▸ **Collected data**:
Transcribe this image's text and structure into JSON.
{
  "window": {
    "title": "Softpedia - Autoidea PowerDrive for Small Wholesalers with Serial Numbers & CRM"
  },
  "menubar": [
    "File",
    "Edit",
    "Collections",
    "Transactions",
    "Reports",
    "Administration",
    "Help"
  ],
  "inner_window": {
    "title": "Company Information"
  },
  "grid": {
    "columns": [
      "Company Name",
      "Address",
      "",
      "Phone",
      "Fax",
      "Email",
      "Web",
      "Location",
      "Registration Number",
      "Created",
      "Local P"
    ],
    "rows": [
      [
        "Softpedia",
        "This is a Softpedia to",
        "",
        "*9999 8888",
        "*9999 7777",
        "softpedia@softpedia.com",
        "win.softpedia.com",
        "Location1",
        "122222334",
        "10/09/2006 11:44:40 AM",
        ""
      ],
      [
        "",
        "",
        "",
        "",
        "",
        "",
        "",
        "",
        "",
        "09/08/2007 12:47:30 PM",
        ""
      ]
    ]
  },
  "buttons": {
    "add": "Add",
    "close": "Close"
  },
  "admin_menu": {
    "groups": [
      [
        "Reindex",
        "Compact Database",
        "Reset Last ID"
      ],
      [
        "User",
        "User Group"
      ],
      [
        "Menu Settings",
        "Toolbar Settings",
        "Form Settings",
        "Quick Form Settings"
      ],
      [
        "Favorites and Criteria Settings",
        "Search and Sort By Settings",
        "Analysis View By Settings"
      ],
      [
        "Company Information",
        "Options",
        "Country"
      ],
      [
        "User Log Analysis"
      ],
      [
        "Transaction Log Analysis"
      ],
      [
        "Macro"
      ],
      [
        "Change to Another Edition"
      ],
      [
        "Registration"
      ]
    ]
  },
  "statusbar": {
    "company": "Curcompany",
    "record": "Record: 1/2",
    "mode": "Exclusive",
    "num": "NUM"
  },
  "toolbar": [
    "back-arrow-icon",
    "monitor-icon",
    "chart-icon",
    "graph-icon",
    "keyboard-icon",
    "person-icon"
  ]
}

▸ **The request**:
Report all lines of the data above that include the string "title".

▸ **Task answer**:
    "title": "Softpedia - Autoidea PowerDrive for Small Wholesalers with Serial Numbers & CRM"
    "title": "Company Information"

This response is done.